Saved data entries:
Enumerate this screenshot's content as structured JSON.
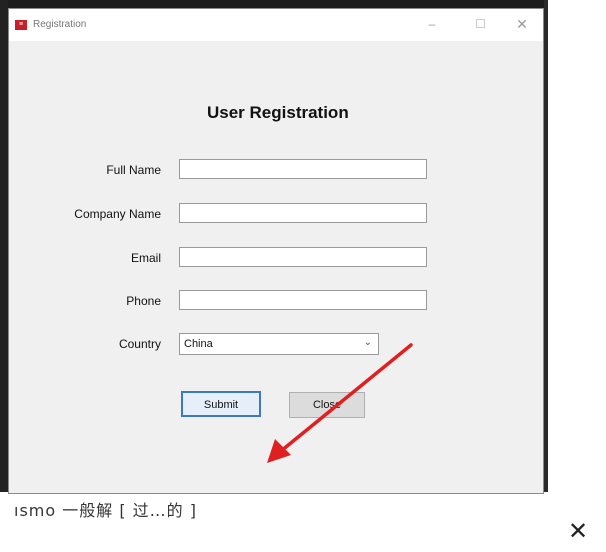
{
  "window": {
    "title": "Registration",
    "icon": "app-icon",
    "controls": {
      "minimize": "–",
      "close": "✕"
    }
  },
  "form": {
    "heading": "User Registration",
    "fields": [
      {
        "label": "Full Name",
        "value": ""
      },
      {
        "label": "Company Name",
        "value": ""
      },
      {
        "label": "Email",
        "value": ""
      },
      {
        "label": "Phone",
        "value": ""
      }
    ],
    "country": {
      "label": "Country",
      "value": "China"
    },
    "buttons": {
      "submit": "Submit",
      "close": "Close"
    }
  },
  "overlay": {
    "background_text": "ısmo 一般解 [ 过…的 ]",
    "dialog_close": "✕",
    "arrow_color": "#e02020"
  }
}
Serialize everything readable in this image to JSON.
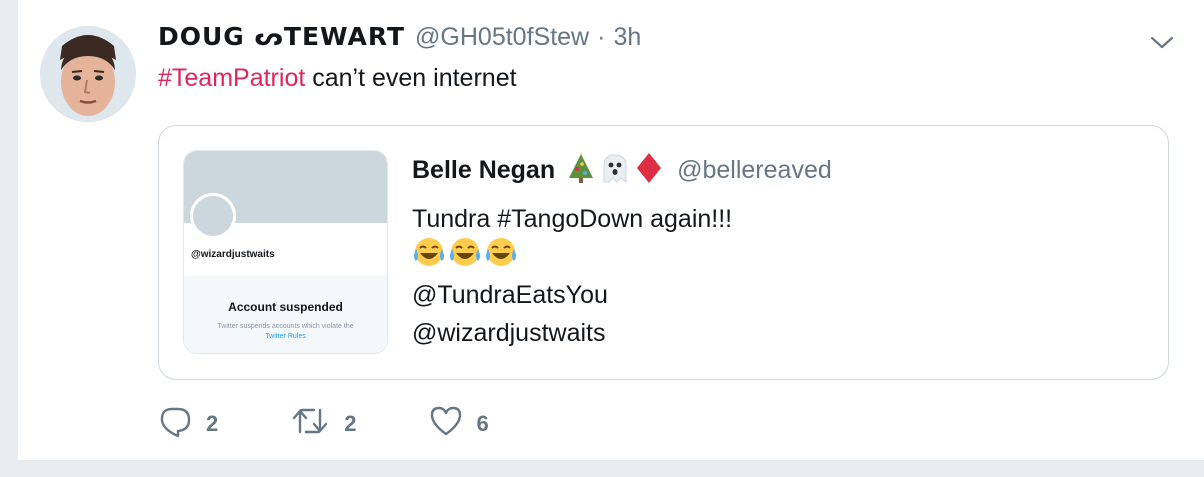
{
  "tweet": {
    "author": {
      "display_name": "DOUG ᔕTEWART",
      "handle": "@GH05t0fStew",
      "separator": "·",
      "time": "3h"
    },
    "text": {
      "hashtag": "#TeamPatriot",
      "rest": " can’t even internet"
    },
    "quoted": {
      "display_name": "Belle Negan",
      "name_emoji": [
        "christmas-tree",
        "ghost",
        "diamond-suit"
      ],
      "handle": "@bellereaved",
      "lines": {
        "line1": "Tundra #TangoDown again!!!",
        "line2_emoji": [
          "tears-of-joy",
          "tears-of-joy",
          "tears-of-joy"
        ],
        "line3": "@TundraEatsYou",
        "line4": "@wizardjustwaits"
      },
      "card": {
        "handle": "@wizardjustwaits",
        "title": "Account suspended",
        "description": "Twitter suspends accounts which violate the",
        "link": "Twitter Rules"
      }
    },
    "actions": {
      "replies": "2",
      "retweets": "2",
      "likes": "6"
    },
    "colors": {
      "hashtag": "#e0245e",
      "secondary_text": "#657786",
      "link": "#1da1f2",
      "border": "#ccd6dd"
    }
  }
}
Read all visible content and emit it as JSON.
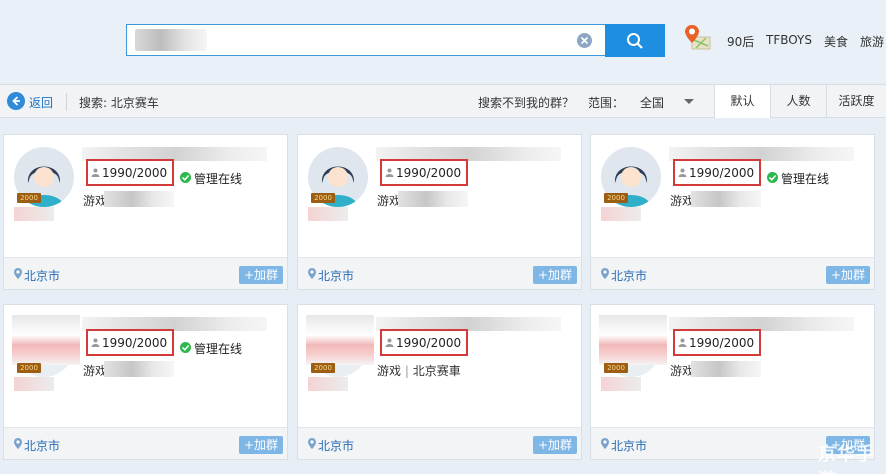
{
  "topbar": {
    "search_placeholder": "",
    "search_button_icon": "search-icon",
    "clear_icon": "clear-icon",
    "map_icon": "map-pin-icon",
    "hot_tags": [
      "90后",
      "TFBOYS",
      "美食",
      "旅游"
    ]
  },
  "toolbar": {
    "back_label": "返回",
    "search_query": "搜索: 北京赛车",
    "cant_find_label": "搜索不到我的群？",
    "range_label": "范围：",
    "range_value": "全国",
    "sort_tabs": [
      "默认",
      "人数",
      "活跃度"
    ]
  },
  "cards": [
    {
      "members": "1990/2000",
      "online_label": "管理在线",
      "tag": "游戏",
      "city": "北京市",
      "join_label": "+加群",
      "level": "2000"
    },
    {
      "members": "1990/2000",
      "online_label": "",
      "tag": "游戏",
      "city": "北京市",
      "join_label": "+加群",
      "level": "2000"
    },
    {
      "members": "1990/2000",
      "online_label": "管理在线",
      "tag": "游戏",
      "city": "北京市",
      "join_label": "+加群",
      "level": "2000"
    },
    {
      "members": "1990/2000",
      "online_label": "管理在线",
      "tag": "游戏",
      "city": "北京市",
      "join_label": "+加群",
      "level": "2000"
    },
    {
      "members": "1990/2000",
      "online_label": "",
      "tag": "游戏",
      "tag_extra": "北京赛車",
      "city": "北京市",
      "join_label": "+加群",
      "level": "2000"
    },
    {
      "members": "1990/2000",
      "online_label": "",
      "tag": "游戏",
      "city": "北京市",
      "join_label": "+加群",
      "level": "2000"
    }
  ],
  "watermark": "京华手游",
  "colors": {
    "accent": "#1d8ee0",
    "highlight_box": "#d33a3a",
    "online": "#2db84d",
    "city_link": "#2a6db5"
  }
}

Given request:
Pull out all lines containing the word "content" from the entries above.

Output of the task:
Enumerate this screenshot's content as structured JSON.
Read all visible content and emit it as JSON.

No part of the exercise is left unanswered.